* _Task item_:
Only the number is needed: how many lines of the records include "caràcters"?

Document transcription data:
[Start of section]

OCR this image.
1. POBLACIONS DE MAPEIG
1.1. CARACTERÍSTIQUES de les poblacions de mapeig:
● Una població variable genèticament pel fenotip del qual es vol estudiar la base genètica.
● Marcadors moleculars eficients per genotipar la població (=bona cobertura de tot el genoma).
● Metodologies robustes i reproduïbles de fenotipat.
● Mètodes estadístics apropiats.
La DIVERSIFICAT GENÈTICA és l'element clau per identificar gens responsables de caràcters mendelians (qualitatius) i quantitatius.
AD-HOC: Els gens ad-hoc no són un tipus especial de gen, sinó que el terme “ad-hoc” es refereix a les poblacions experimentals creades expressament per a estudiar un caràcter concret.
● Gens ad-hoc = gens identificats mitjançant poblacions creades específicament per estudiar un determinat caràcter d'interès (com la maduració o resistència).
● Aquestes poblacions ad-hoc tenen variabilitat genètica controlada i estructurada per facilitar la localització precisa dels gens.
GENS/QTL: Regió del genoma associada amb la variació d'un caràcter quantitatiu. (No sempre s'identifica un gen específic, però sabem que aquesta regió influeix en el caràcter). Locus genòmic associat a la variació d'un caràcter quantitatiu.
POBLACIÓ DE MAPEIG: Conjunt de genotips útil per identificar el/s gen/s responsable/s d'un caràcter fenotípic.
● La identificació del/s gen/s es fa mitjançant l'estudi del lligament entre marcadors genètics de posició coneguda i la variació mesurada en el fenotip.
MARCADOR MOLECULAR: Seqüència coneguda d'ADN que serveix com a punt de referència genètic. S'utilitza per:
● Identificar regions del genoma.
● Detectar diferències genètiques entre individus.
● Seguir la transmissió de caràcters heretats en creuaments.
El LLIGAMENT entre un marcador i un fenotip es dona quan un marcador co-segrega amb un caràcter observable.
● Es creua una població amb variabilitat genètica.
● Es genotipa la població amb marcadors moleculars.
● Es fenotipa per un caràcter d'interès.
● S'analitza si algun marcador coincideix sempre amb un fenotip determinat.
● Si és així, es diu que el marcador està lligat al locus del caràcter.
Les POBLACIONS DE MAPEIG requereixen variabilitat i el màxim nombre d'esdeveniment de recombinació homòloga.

[End of section]

* _The answer_:
2